- _WRITTEN REQUEST_:
Copy the following lines exactly as they appear, every one of them.

- _RECORD SET_:
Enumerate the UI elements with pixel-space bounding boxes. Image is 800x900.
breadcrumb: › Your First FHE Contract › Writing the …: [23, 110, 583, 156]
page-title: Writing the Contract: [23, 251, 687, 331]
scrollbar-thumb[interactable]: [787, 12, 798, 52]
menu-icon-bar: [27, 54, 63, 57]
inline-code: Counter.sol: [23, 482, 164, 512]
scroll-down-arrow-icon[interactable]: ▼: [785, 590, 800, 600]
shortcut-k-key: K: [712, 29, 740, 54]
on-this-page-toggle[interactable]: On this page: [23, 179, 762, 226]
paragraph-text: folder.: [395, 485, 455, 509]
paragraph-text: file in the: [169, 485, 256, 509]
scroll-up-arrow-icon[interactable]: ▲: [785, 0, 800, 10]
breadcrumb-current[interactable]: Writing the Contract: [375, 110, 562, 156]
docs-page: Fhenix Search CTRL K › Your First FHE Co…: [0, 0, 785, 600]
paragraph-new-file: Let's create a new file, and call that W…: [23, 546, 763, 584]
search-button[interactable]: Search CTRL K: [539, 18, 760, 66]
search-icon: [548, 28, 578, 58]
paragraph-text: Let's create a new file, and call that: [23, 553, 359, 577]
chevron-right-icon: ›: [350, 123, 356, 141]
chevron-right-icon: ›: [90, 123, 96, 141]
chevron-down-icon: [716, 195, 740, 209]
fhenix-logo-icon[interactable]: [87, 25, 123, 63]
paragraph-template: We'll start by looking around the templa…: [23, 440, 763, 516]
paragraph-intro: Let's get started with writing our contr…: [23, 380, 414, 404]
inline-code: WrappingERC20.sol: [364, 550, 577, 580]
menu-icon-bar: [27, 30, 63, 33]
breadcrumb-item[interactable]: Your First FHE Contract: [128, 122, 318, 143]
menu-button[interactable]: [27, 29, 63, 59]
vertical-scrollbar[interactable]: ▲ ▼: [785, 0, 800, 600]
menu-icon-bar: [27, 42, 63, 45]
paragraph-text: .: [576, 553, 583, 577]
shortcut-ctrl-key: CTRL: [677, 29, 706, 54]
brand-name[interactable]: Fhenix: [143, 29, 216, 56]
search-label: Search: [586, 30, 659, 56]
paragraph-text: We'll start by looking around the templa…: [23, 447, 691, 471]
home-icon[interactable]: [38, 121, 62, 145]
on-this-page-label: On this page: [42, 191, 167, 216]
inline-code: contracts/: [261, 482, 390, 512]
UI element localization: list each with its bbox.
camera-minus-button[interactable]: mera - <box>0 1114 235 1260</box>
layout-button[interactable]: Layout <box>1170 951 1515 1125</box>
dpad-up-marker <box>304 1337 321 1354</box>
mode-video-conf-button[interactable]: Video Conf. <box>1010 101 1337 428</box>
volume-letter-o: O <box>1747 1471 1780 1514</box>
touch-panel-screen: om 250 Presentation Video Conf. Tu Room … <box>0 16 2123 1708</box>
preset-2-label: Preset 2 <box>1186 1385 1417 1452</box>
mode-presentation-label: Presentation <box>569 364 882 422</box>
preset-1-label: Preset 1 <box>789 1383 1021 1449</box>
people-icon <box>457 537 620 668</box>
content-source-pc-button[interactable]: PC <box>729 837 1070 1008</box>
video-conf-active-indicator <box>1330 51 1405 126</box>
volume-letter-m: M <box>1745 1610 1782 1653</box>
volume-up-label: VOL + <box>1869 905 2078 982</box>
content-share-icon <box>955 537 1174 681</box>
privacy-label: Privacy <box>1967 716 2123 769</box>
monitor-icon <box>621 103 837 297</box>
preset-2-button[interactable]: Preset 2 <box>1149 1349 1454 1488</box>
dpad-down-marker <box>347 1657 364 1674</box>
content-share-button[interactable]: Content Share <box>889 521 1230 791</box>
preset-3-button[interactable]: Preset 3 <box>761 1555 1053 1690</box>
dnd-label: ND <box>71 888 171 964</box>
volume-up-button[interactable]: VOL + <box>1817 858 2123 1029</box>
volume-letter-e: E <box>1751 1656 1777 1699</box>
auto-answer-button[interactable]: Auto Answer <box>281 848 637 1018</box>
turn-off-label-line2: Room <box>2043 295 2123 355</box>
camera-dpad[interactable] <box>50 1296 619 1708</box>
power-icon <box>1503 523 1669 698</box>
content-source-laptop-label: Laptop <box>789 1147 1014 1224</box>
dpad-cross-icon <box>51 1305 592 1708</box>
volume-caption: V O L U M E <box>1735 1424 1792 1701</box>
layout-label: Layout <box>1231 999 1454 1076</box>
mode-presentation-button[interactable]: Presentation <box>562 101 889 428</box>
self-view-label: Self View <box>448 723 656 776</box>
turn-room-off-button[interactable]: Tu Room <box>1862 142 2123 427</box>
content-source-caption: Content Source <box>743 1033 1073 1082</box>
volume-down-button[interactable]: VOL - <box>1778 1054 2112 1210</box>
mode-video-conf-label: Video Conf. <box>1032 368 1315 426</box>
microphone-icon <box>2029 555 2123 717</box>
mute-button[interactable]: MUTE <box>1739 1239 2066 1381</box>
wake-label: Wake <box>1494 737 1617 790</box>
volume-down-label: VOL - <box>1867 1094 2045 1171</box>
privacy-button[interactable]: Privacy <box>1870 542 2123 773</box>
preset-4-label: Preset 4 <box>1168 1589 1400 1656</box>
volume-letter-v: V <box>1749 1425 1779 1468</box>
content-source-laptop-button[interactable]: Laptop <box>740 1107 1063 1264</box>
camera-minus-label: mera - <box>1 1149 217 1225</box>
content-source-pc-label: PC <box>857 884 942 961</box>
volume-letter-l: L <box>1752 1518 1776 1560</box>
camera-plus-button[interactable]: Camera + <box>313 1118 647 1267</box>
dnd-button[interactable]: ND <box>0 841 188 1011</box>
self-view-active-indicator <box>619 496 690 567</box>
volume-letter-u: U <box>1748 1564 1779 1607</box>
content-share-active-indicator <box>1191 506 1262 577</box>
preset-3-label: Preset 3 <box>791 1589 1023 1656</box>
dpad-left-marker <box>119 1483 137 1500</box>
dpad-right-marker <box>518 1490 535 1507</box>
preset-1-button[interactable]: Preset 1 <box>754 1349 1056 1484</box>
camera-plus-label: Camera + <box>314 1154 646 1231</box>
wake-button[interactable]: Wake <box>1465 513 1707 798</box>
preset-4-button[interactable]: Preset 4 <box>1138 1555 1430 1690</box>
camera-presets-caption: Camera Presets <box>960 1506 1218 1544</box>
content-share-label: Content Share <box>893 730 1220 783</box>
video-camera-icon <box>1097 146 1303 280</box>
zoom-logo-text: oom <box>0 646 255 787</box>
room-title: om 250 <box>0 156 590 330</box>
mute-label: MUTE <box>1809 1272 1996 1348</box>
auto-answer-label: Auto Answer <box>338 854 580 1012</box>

- _REPLY_:
Enumerate the UI elements with pixel-space bounding boxes. Image is 800x900.
breadcrumb: › Your First FHE Contract › Writing the …: [23, 110, 583, 156]
page-title: Writing the Contract: [23, 251, 687, 331]
scrollbar-thumb[interactable]: [787, 12, 798, 52]
menu-icon-bar: [27, 54, 63, 57]
inline-code: Counter.sol: [23, 482, 164, 512]
scroll-down-arrow-icon[interactable]: ▼: [785, 590, 800, 600]
shortcut-k-key: K: [712, 29, 740, 54]
on-this-page-toggle[interactable]: On this page: [23, 179, 762, 226]
paragraph-text: folder.: [395, 485, 455, 509]
paragraph-text: file in the: [169, 485, 256, 509]
scroll-up-arrow-icon[interactable]: ▲: [785, 0, 800, 10]
breadcrumb-current[interactable]: Writing the Contract: [375, 110, 562, 156]
docs-page: Fhenix Search CTRL K › Your First FHE Co…: [0, 0, 785, 600]
paragraph-new-file: Let's create a new file, and call that W…: [23, 546, 763, 584]
search-button[interactable]: Search CTRL K: [539, 18, 760, 66]
search-icon: [548, 28, 578, 58]
paragraph-text: Let's create a new file, and call that: [23, 553, 359, 577]
chevron-right-icon: ›: [350, 123, 356, 141]
chevron-right-icon: ›: [90, 123, 96, 141]
chevron-down-icon: [716, 195, 740, 209]
fhenix-logo-icon[interactable]: [87, 25, 123, 63]
paragraph-template: We'll start by looking around the templa…: [23, 440, 763, 516]
paragraph-intro: Let's get started with writing our contr…: [23, 380, 414, 404]
inline-code: WrappingERC20.sol: [364, 550, 577, 580]
menu-icon-bar: [27, 30, 63, 33]
breadcrumb-item[interactable]: Your First FHE Contract: [128, 122, 318, 143]
menu-button[interactable]: [27, 29, 63, 59]
vertical-scrollbar[interactable]: ▲ ▼: [785, 0, 800, 600]
menu-icon-bar: [27, 42, 63, 45]
paragraph-text: .: [576, 553, 583, 577]
shortcut-ctrl-key: CTRL: [677, 29, 706, 54]
brand-name[interactable]: Fhenix: [143, 29, 216, 56]
search-label: Search: [586, 30, 659, 56]
paragraph-text: We'll start by looking around the templa…: [23, 447, 691, 471]
home-icon[interactable]: [38, 121, 62, 145]
on-this-page-label: On this page: [42, 191, 167, 216]
inline-code: contracts/: [261, 482, 390, 512]
UI element localization: list each with its bbox.
camera-minus-button[interactable]: mera - <box>0 1114 235 1260</box>
layout-button[interactable]: Layout <box>1170 951 1515 1125</box>
dpad-up-marker <box>304 1337 321 1354</box>
mode-video-conf-button[interactable]: Video Conf. <box>1010 101 1337 428</box>
volume-letter-o: O <box>1747 1471 1780 1514</box>
touch-panel-screen: om 250 Presentation Video Conf. Tu Room … <box>0 16 2123 1708</box>
preset-2-label: Preset 2 <box>1186 1385 1417 1452</box>
mode-presentation-label: Presentation <box>569 364 882 422</box>
preset-1-label: Preset 1 <box>789 1383 1021 1449</box>
people-icon <box>457 537 620 668</box>
content-source-pc-button[interactable]: PC <box>729 837 1070 1008</box>
video-conf-active-indicator <box>1330 51 1405 126</box>
volume-letter-m: M <box>1745 1610 1782 1653</box>
volume-up-label: VOL + <box>1869 905 2078 982</box>
content-share-icon <box>955 537 1174 681</box>
privacy-label: Privacy <box>1967 716 2123 769</box>
monitor-icon <box>621 103 837 297</box>
preset-2-button[interactable]: Preset 2 <box>1149 1349 1454 1488</box>
dpad-down-marker <box>347 1657 364 1674</box>
content-share-button[interactable]: Content Share <box>889 521 1230 791</box>
preset-3-button[interactable]: Preset 3 <box>761 1555 1053 1690</box>
dnd-label: ND <box>71 888 171 964</box>
volume-up-button[interactable]: VOL + <box>1817 858 2123 1029</box>
volume-letter-e: E <box>1751 1656 1777 1699</box>
auto-answer-button[interactable]: Auto Answer <box>281 848 637 1018</box>
turn-off-label-line2: Room <box>2043 295 2123 355</box>
camera-dpad[interactable] <box>50 1296 619 1708</box>
power-icon <box>1503 523 1669 698</box>
content-source-laptop-label: Laptop <box>789 1147 1014 1224</box>
dpad-cross-icon <box>51 1305 592 1708</box>
volume-caption: V O L U M E <box>1735 1424 1792 1701</box>
layout-label: Layout <box>1231 999 1454 1076</box>
mode-presentation-button[interactable]: Presentation <box>562 101 889 428</box>
self-view-label: Self View <box>448 723 656 776</box>
turn-room-off-button[interactable]: Tu Room <box>1862 142 2123 427</box>
content-source-caption: Content Source <box>743 1033 1073 1082</box>
volume-down-button[interactable]: VOL - <box>1778 1054 2112 1210</box>
mode-video-conf-label: Video Conf. <box>1032 368 1315 426</box>
microphone-icon <box>2029 555 2123 717</box>
mute-button[interactable]: MUTE <box>1739 1239 2066 1381</box>
wake-label: Wake <box>1494 737 1617 790</box>
volume-down-label: VOL - <box>1867 1094 2045 1171</box>
privacy-button[interactable]: Privacy <box>1870 542 2123 773</box>
preset-4-label: Preset 4 <box>1168 1589 1400 1656</box>
volume-letter-v: V <box>1749 1425 1779 1468</box>
content-source-laptop-button[interactable]: Laptop <box>740 1107 1063 1264</box>
camera-minus-label: mera - <box>1 1149 217 1225</box>
content-source-pc-label: PC <box>857 884 942 961</box>
volume-letter-l: L <box>1752 1518 1776 1560</box>
camera-plus-button[interactable]: Camera + <box>313 1118 647 1267</box>
dnd-button[interactable]: ND <box>0 841 188 1011</box>
self-view-active-indicator <box>619 496 690 567</box>
volume-letter-u: U <box>1748 1564 1779 1607</box>
content-share-active-indicator <box>1191 506 1262 577</box>
preset-3-label: Preset 3 <box>791 1589 1023 1656</box>
dpad-left-marker <box>119 1483 137 1500</box>
dpad-right-marker <box>518 1490 535 1507</box>
preset-1-button[interactable]: Preset 1 <box>754 1349 1056 1484</box>
camera-plus-label: Camera + <box>314 1154 646 1231</box>
wake-button[interactable]: Wake <box>1465 513 1707 798</box>
preset-4-button[interactable]: Preset 4 <box>1138 1555 1430 1690</box>
camera-presets-caption: Camera Presets <box>960 1506 1218 1544</box>
content-share-label: Content Share <box>893 730 1220 783</box>
video-camera-icon <box>1097 146 1303 280</box>
zoom-logo-text: oom <box>0 646 255 787</box>
room-title: om 250 <box>0 156 590 330</box>
mute-label: MUTE <box>1809 1272 1996 1348</box>
auto-answer-label: Auto Answer <box>338 854 580 1012</box>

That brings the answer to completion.